--- start Exercise inputs ---

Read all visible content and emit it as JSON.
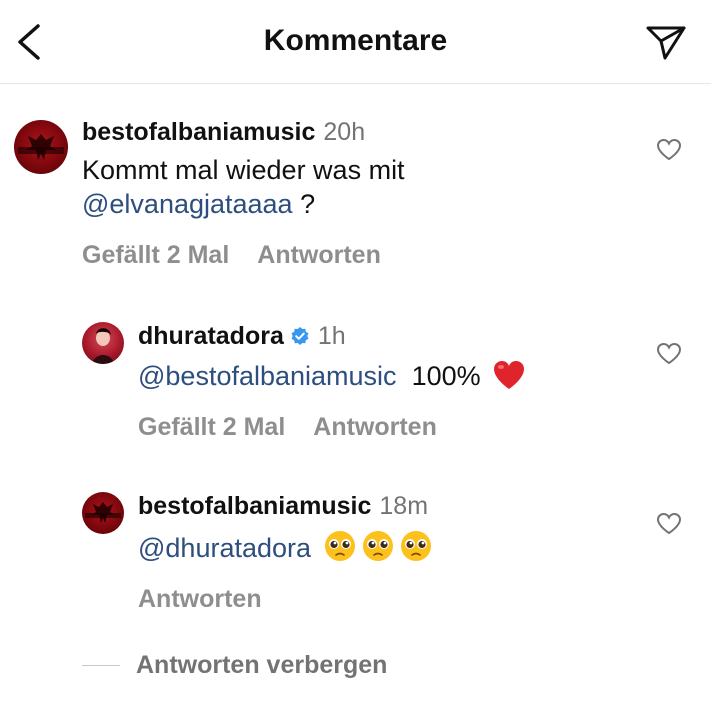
{
  "header": {
    "title": "Kommentare"
  },
  "comments": [
    {
      "username": "bestofalbaniamusic",
      "time": "20h",
      "text_line1": "Kommt mal wieder was mit",
      "mention": "@elvanagjataaaa",
      "text_after_mention": " ?",
      "likes": "Gefällt 2 Mal",
      "reply": "Antworten",
      "avatar_text": "ALBANIAN MUSIC"
    },
    {
      "username": "dhuratadora",
      "time": "1h",
      "mention": "@bestofalbaniamusic",
      "text_after_mention": "100%",
      "likes": "Gefällt 2 Mal",
      "reply": "Antworten",
      "verified": true
    },
    {
      "username": "bestofalbaniamusic",
      "time": "18m",
      "mention": "@dhuratadora",
      "reply": "Antworten",
      "avatar_text": "ALBANIAN MUSIC"
    }
  ],
  "hide_replies": "Antworten verbergen",
  "colors": {
    "mention": "#2d4e7e",
    "meta": "#8e8e8e",
    "verified": "#3897f0",
    "heart_emoji": "#e0242b"
  },
  "icons": [
    "back-arrow-icon",
    "send-icon",
    "heart-outline-icon",
    "verified-badge-icon",
    "red-heart-emoji",
    "pleading-face-emoji"
  ]
}
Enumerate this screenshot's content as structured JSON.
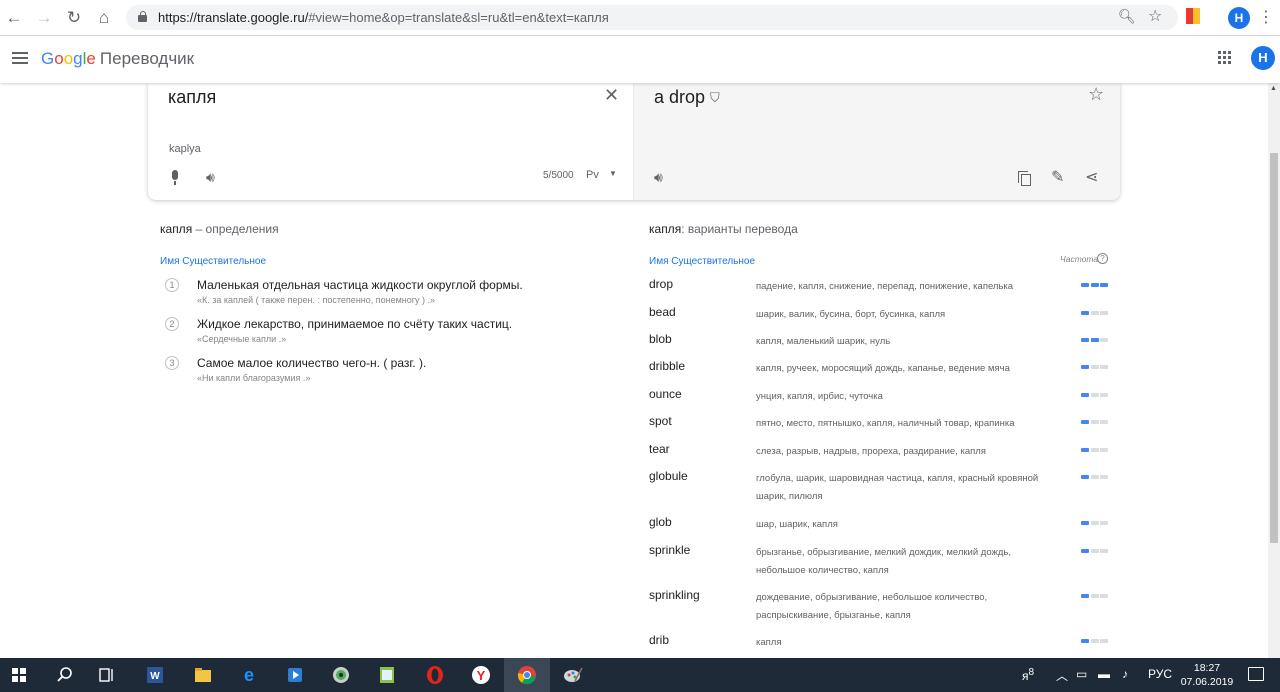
{
  "browser": {
    "url_host": "https://translate.google.ru/",
    "url_rest": "#view=home&op=translate&sl=ru&tl=en&text=капля",
    "profile_initial": "H"
  },
  "app": {
    "logo_letters": [
      "G",
      "o",
      "o",
      "g",
      "l",
      "e"
    ],
    "product_name": "Переводчик",
    "profile_initial": "H"
  },
  "source": {
    "text": "капля",
    "transliteration": "kaplya",
    "char_count": "5/5000",
    "keyboard_label": "Рv"
  },
  "target": {
    "text": "a drop"
  },
  "definitions": {
    "title_word": "капля",
    "title_rest": " – определения",
    "pos": "Имя Существительное",
    "items": [
      {
        "num": "1",
        "text": "Маленькая отдельная частица жидкости округлой формы.",
        "example": "«К. за каплей ( также перен. : постепенно, понемногу ) .»"
      },
      {
        "num": "2",
        "text": "Жидкое лекарство, принимаемое по счёту таких частиц.",
        "example": "«Сердечные капли .»"
      },
      {
        "num": "3",
        "text": "Самое малое количество чего-н. ( разг. ).",
        "example": "«Ни капли благоразумия .»"
      }
    ]
  },
  "translations": {
    "title_word": "капля",
    "title_rest": ": варианты перевода",
    "pos": "Имя Существительное",
    "freq_label": "Частота",
    "rows": [
      {
        "word": "drop",
        "back": "падение, капля, снижение, перепад, понижение, капелька",
        "freq": 3
      },
      {
        "word": "bead",
        "back": "шарик, валик, бусина, борт, бусинка, капля",
        "freq": 1
      },
      {
        "word": "blob",
        "back": "капля, маленький шарик, нуль",
        "freq": 2
      },
      {
        "word": "dribble",
        "back": "капля, ручеек, моросящий дождь, капанье, ведение мяча",
        "freq": 1
      },
      {
        "word": "ounce",
        "back": "унция, капля, ирбис, чуточка",
        "freq": 1
      },
      {
        "word": "spot",
        "back": "пятно, место, пятнышко, капля, наличный товар, крапинка",
        "freq": 1
      },
      {
        "word": "tear",
        "back": "слеза, разрыв, надрыв, прореха, раздирание, капля",
        "freq": 1
      },
      {
        "word": "globule",
        "back": "глобула, шарик, шаровидная частица, капля, красный кровяной шарик, пилюля",
        "freq": 1
      },
      {
        "word": "glob",
        "back": "шар, шарик, капля",
        "freq": 1
      },
      {
        "word": "sprinkle",
        "back": "брызганье, обрызгивание, мелкий дождик, мелкий дождь, небольшое количество, капля",
        "freq": 1
      },
      {
        "word": "sprinkling",
        "back": "дождевание, обрызгивание, небольшое количество, распрыскивание, брызганье, капля",
        "freq": 1
      },
      {
        "word": "drib",
        "back": "капля",
        "freq": 1
      }
    ]
  },
  "taskbar": {
    "language": "РУС",
    "time": "18:27",
    "date": "07.06.2019"
  }
}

--- end Exercise inputs ---

• _The exercise_
Report how many lines of the entries hold the word "брызганье". Nothing else is needed.

• _Task result_
2